** Start of Material provided **

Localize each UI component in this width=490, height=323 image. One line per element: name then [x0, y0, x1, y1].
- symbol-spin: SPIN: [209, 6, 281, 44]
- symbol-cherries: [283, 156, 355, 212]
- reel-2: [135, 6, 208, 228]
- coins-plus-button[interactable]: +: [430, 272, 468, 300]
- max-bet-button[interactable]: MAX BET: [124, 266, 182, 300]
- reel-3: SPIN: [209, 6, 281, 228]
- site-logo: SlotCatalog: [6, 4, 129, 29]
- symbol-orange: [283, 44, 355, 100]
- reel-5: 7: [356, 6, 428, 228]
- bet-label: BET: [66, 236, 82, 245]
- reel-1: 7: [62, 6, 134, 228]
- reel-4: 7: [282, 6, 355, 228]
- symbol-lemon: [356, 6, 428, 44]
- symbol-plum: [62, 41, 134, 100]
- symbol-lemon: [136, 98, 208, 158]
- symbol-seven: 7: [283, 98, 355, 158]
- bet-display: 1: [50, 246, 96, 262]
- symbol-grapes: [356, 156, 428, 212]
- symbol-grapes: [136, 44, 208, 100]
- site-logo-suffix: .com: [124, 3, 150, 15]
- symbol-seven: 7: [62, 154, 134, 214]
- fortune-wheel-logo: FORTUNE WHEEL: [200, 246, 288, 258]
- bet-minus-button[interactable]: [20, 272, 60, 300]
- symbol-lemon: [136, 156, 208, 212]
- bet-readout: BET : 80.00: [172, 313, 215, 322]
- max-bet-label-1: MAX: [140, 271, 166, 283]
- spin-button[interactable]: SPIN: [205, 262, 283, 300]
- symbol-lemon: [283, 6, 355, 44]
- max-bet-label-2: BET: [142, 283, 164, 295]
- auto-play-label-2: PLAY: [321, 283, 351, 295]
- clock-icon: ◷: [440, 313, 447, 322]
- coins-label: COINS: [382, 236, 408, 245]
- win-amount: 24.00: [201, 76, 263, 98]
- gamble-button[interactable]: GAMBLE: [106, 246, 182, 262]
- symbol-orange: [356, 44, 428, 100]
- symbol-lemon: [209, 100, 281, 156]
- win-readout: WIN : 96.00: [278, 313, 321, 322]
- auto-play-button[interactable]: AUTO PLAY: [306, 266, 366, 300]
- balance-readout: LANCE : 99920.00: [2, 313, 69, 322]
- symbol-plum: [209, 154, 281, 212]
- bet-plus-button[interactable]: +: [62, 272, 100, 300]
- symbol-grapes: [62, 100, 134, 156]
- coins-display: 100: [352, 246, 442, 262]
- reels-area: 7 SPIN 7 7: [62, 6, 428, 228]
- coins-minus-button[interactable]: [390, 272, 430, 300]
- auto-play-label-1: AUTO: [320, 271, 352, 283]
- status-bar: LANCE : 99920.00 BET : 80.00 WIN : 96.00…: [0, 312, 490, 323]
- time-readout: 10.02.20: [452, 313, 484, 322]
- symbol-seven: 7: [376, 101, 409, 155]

** End of Material provided **

▶ Description of the task
Rewrite the records above, replacing each occurrence of "symbol-lemon" with "symbol-lime" and leaving every other character unchanged.

▶ Task result
Localize each UI component in this width=490, height=323 image. One line per element: name then [x0, y0, x1, y1].
- symbol-spin: SPIN: [209, 6, 281, 44]
- symbol-cherries: [283, 156, 355, 212]
- reel-2: [135, 6, 208, 228]
- coins-plus-button[interactable]: +: [430, 272, 468, 300]
- max-bet-button[interactable]: MAX BET: [124, 266, 182, 300]
- reel-3: SPIN: [209, 6, 281, 228]
- site-logo: SlotCatalog: [6, 4, 129, 29]
- symbol-orange: [283, 44, 355, 100]
- reel-5: 7: [356, 6, 428, 228]
- bet-label: BET: [66, 236, 82, 245]
- reel-1: 7: [62, 6, 134, 228]
- reel-4: 7: [282, 6, 355, 228]
- symbol-lime: [356, 6, 428, 44]
- symbol-plum: [62, 41, 134, 100]
- symbol-lime: [136, 98, 208, 158]
- symbol-seven: 7: [283, 98, 355, 158]
- bet-display: 1: [50, 246, 96, 262]
- symbol-grapes: [356, 156, 428, 212]
- symbol-grapes: [136, 44, 208, 100]
- site-logo-suffix: .com: [124, 3, 150, 15]
- symbol-seven: 7: [62, 154, 134, 214]
- fortune-wheel-logo: FORTUNE WHEEL: [200, 246, 288, 258]
- bet-minus-button[interactable]: [20, 272, 60, 300]
- symbol-lime: [136, 156, 208, 212]
- bet-readout: BET : 80.00: [172, 313, 215, 322]
- max-bet-label-1: MAX: [140, 271, 166, 283]
- spin-button[interactable]: SPIN: [205, 262, 283, 300]
- symbol-lime: [283, 6, 355, 44]
- max-bet-label-2: BET: [142, 283, 164, 295]
- auto-play-label-2: PLAY: [321, 283, 351, 295]
- clock-icon: ◷: [440, 313, 447, 322]
- coins-label: COINS: [382, 236, 408, 245]
- win-amount: 24.00: [201, 76, 263, 98]
- gamble-button[interactable]: GAMBLE: [106, 246, 182, 262]
- symbol-orange: [356, 44, 428, 100]
- symbol-lime: [209, 100, 281, 156]
- win-readout: WIN : 96.00: [278, 313, 321, 322]
- auto-play-button[interactable]: AUTO PLAY: [306, 266, 366, 300]
- balance-readout: LANCE : 99920.00: [2, 313, 69, 322]
- symbol-plum: [209, 154, 281, 212]
- bet-plus-button[interactable]: +: [62, 272, 100, 300]
- symbol-grapes: [62, 100, 134, 156]
- coins-display: 100: [352, 246, 442, 262]
- reels-area: 7 SPIN 7 7: [62, 6, 428, 228]
- coins-minus-button[interactable]: [390, 272, 430, 300]
- auto-play-label-1: AUTO: [320, 271, 352, 283]
- status-bar: LANCE : 99920.00 BET : 80.00 WIN : 96.00…: [0, 312, 490, 323]
- time-readout: 10.02.20: [452, 313, 484, 322]
- symbol-seven: 7: [376, 101, 409, 155]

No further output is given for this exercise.